Given information.
····················

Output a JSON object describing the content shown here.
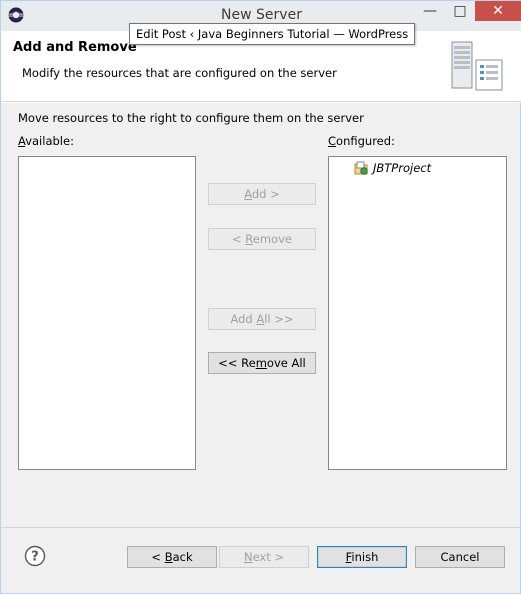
{
  "window": {
    "title": "New Server",
    "minimize_glyph": "—",
    "maximize_glyph": "□",
    "close_glyph": "✕"
  },
  "tooltip": {
    "text": "Edit Post ‹ Java Beginners Tutorial — WordPress"
  },
  "header": {
    "title": "Add and Remove",
    "description": "Modify the resources that are configured on the server"
  },
  "instruction": "Move resources to the right to configure them on the server",
  "available": {
    "label_mnemonic": "A",
    "label_rest": "vailable:",
    "items": []
  },
  "configured": {
    "label_mnemonic": "C",
    "label_rest": "onfigured:",
    "items": [
      {
        "label": "JBTProject",
        "icon": "project-icon"
      }
    ]
  },
  "transfer_buttons": {
    "add": {
      "mnemonic": "A",
      "pre": "",
      "post": "dd >",
      "enabled": false
    },
    "remove": {
      "mnemonic": "R",
      "pre": "< ",
      "post": "emove",
      "enabled": false
    },
    "add_all": {
      "mnemonic": "A",
      "pre": "Add ",
      "post": "ll >>",
      "enabled": false
    },
    "remove_all": {
      "mnemonic": "m",
      "pre": "<< Re",
      "post": "ove All",
      "enabled": true
    }
  },
  "footer": {
    "back": {
      "mnemonic": "B",
      "pre": "< ",
      "post": "ack",
      "enabled": true
    },
    "next": {
      "mnemonic": "N",
      "pre": "",
      "post": "ext >",
      "enabled": false
    },
    "finish": {
      "mnemonic": "F",
      "pre": "",
      "post": "inish",
      "enabled": true
    },
    "cancel": {
      "label": "Cancel",
      "enabled": true
    }
  },
  "colors": {
    "close_button": "#c7504b",
    "default_border": "#3c7fb1",
    "window_bg": "#f0f0f0"
  }
}
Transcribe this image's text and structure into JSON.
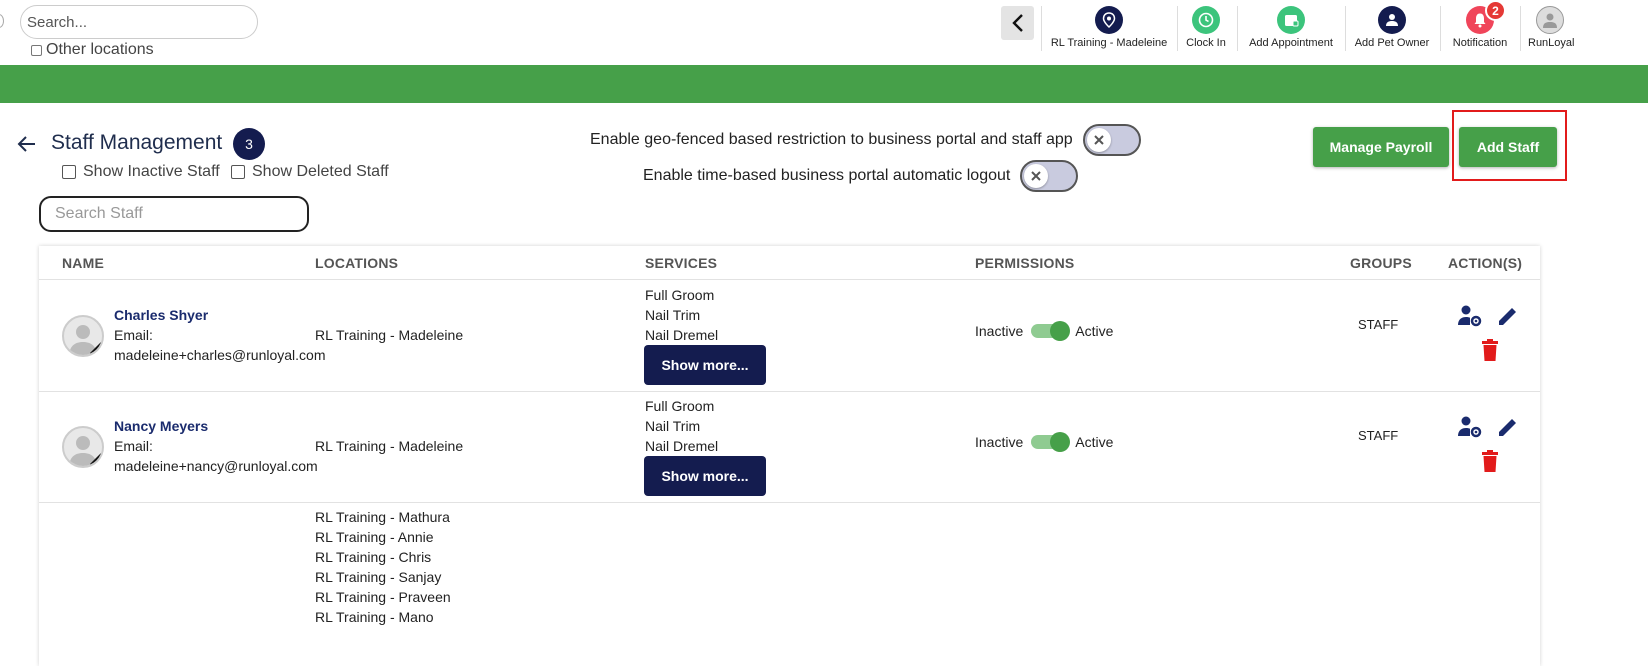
{
  "topbar": {
    "search_placeholder": "Search...",
    "other_locations_label": "Other locations",
    "nav_items": [
      {
        "label": "RL Training - Madeleine",
        "icon": "location-pin-icon",
        "color": "#141c4f"
      },
      {
        "label": "Clock In",
        "icon": "clock-icon",
        "color": "#3cc47c"
      },
      {
        "label": "Add Appointment",
        "icon": "calendar-add-icon",
        "color": "#3cc47c"
      },
      {
        "label": "Add Pet Owner",
        "icon": "add-user-icon",
        "color": "#141c4f"
      },
      {
        "label": "Notification",
        "icon": "bell-icon",
        "color": "#f0455a",
        "badge": "2"
      },
      {
        "label": "RunLoyal",
        "icon": "avatar-icon",
        "color": "#cccccc"
      }
    ]
  },
  "page": {
    "title": "Staff Management",
    "count": "3",
    "show_inactive": "Show Inactive Staff",
    "show_deleted": "Show Deleted Staff",
    "geo_toggle_label": "Enable geo-fenced based restriction to business portal and staff app",
    "logout_toggle_label": "Enable time-based business portal automatic logout",
    "manage_payroll": "Manage Payroll",
    "add_staff": "Add Staff",
    "search_staff_placeholder": "Search Staff"
  },
  "table": {
    "headers": [
      "NAME",
      "LOCATIONS",
      "SERVICES",
      "PERMISSIONS",
      "GROUPS",
      "ACTION(S)"
    ],
    "rows": [
      {
        "name": "Charles Shyer",
        "email_label": "Email:",
        "email": "madeleine+charles@runloyal.com",
        "locations": [
          "RL Training - Madeleine"
        ],
        "services": [
          "Full Groom",
          "Nail Trim",
          "Nail Dremel"
        ],
        "show_more": "Show more...",
        "inactive": "Inactive",
        "active": "Active",
        "group": "STAFF"
      },
      {
        "name": "Nancy Meyers",
        "email_label": "Email:",
        "email": "madeleine+nancy@runloyal.com",
        "locations": [
          "RL Training - Madeleine"
        ],
        "services": [
          "Full Groom",
          "Nail Trim",
          "Nail Dremel"
        ],
        "show_more": "Show more...",
        "inactive": "Inactive",
        "active": "Active",
        "group": "STAFF"
      },
      {
        "locations": [
          "RL Training - Mathura",
          "RL Training - Annie",
          "RL Training - Chris",
          "RL Training - Sanjay",
          "RL Training - Praveen",
          "RL Training - Mano"
        ]
      }
    ]
  },
  "colors": {
    "brand_green": "#46a049",
    "navy": "#141c4f",
    "delete_red": "#e21b1b",
    "highlight_red": "#e21b1b"
  }
}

····················

What is expected.
Count how many lines above carry the word "title". Only the number is required.

Exercise output.
3